— Start of Records supplied —

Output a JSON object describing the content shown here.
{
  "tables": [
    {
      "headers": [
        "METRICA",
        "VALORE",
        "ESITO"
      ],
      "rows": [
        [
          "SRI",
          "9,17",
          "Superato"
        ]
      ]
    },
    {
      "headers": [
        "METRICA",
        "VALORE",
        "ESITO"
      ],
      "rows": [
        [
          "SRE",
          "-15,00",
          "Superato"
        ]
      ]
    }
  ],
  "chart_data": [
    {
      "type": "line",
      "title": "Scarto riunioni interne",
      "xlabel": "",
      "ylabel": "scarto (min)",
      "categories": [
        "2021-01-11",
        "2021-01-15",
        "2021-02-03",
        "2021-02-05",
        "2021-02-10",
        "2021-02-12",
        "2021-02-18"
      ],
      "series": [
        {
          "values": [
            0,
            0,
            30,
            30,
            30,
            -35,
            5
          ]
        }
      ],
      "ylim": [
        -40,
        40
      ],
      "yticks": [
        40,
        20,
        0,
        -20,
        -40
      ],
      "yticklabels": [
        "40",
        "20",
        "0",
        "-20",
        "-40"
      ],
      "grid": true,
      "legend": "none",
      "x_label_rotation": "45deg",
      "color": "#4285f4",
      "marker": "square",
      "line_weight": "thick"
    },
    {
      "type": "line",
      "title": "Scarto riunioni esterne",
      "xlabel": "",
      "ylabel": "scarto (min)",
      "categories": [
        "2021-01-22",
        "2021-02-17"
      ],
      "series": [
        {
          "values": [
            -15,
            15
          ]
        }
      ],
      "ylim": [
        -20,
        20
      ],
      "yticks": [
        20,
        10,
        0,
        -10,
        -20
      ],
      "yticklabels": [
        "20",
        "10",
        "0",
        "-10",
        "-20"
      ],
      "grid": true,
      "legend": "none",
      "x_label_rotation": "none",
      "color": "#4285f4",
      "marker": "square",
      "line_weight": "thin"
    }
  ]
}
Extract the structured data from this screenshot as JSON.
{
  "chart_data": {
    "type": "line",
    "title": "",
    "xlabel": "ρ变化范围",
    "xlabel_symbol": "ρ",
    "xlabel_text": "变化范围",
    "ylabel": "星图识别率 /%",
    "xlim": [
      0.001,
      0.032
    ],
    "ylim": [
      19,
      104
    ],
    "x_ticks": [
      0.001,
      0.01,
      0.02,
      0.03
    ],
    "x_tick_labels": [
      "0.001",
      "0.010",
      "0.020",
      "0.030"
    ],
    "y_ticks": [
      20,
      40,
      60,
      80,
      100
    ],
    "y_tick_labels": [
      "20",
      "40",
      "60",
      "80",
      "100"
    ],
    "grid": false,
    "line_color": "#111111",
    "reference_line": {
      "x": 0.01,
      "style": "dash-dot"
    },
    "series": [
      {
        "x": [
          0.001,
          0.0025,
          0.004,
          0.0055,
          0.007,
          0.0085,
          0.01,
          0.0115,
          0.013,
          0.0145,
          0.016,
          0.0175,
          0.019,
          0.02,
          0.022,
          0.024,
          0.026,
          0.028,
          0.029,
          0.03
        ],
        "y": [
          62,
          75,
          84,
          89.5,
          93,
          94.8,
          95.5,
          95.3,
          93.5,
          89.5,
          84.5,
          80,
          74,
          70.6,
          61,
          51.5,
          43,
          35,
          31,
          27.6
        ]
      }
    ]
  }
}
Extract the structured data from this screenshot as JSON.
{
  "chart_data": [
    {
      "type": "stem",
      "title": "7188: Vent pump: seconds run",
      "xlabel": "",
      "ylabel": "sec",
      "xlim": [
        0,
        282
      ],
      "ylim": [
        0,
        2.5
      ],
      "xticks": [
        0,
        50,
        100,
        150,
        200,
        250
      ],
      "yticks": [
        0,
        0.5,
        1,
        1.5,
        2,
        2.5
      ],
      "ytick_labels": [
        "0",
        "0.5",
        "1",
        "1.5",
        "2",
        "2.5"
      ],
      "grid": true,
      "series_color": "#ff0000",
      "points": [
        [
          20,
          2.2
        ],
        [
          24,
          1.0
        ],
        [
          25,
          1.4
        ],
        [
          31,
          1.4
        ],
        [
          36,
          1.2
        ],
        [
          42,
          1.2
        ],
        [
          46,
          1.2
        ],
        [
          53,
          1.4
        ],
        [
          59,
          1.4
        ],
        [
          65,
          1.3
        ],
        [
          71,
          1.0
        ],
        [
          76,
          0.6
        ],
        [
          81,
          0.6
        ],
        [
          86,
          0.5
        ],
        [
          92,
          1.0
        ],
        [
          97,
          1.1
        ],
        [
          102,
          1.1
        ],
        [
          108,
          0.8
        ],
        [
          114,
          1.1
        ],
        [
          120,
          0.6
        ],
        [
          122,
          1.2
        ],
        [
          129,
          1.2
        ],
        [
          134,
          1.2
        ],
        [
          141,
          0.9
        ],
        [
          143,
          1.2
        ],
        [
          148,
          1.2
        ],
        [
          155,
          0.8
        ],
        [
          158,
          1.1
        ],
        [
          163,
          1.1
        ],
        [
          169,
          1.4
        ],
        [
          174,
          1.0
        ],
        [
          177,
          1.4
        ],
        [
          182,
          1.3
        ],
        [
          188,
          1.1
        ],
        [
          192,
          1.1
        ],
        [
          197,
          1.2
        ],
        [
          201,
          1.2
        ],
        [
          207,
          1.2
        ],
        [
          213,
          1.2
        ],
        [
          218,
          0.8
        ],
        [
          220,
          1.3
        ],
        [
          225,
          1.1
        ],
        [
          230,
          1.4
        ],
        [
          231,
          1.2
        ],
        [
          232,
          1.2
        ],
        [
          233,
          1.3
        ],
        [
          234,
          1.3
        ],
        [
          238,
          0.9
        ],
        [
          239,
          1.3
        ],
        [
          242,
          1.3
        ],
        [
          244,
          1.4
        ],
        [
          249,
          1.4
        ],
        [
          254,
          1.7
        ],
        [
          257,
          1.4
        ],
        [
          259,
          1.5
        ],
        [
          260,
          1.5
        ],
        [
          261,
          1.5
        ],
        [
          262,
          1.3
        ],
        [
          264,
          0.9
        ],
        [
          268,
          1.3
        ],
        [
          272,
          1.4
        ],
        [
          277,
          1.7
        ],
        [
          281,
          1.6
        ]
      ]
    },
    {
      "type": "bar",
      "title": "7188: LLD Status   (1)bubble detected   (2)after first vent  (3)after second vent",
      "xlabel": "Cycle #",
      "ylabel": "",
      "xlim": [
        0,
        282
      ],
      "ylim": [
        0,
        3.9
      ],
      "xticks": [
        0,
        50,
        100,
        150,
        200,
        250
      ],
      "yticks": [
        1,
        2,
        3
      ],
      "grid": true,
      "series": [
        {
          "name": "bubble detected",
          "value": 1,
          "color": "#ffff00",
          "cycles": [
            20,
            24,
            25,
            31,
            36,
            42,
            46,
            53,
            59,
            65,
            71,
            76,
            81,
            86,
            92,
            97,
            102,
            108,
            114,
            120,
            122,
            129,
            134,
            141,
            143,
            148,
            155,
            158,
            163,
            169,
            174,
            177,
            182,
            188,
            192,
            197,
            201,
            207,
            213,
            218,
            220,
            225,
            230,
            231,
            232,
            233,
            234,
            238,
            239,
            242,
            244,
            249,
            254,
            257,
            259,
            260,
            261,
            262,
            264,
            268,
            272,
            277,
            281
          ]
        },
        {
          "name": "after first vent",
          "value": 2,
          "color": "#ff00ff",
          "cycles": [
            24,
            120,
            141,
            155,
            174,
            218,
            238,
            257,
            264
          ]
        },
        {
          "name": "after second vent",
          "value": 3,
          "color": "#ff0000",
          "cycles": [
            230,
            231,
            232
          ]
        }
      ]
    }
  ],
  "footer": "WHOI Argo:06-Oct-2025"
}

— End of Records supplied —

* [Requirements] Count how many lines above carry the word "bubble". Only the number is required.

* [Solution to the exercise] 2